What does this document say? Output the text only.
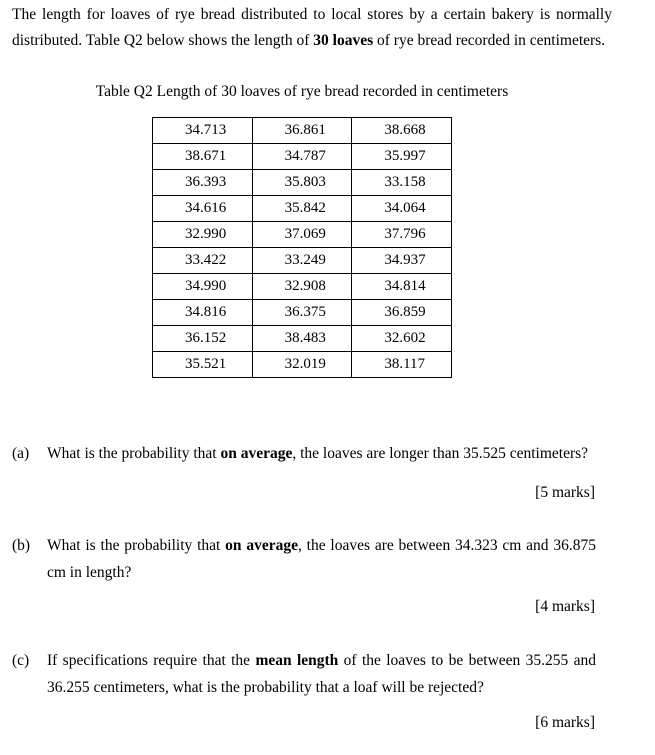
The length for loaves of rye bread distributed to local stores by a certain bakery is normally distributed. Table Q2 below shows the length of 30 loaves of rye bread recorded in centimeters.
Table Q2 Length of 30 loaves of rye bread recorded in centimeters
34.713	36.861	38.668
38.671	34.787	35.997
36.393	35.803	33.158
34.616	35.842	34.064
32.990	37.069	37.796
33.422	33.249	34.937
34.990	32.908	34.814
34.816	36.375	36.859
36.152	38.483	32.602
35.521	32.019	38.117
(a) What is the probability that on average, the loaves are longer than 35.525 centimeters?
[5 marks]
(b) What is the probability that on average, the loaves are between 34.323 cm and 36.875 cm in length?
[4 marks]
(c) If specifications require that the mean length of the loaves to be between 35.255 and 36.255 centimeters, what is the probability that a loaf will be rejected?
[6 marks]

> **Work to do**:
Repeat the material above verbatim, with no pictures in the output.

> **Answer to this task**:
What does this document say? Output the text only.
The length for loaves of rye bread distributed to local stores by a certain bakery is normally distributed. Table Q2 below shows the length of 30 loaves of rye bread recorded in centimeters.
Table Q2 Length of 30 loaves of rye bread recorded in centimeters
34.713	36.861	38.668
38.671	34.787	35.997
36.393	35.803	33.158
34.616	35.842	34.064
32.990	37.069	37.796
33.422	33.249	34.937
34.990	32.908	34.814
34.816	36.375	36.859
36.152	38.483	32.602
35.521	32.019	38.117
(a) What is the probability that on average, the loaves are longer than 35.525 centimeters?
[5 marks]
(b) What is the probability that on average, the loaves are between 34.323 cm and 36.875 cm in length?
[4 marks]
(c) If specifications require that the mean length of the loaves to be between 35.255 and 36.255 centimeters, what is the probability that a loaf will be rejected?
[6 marks]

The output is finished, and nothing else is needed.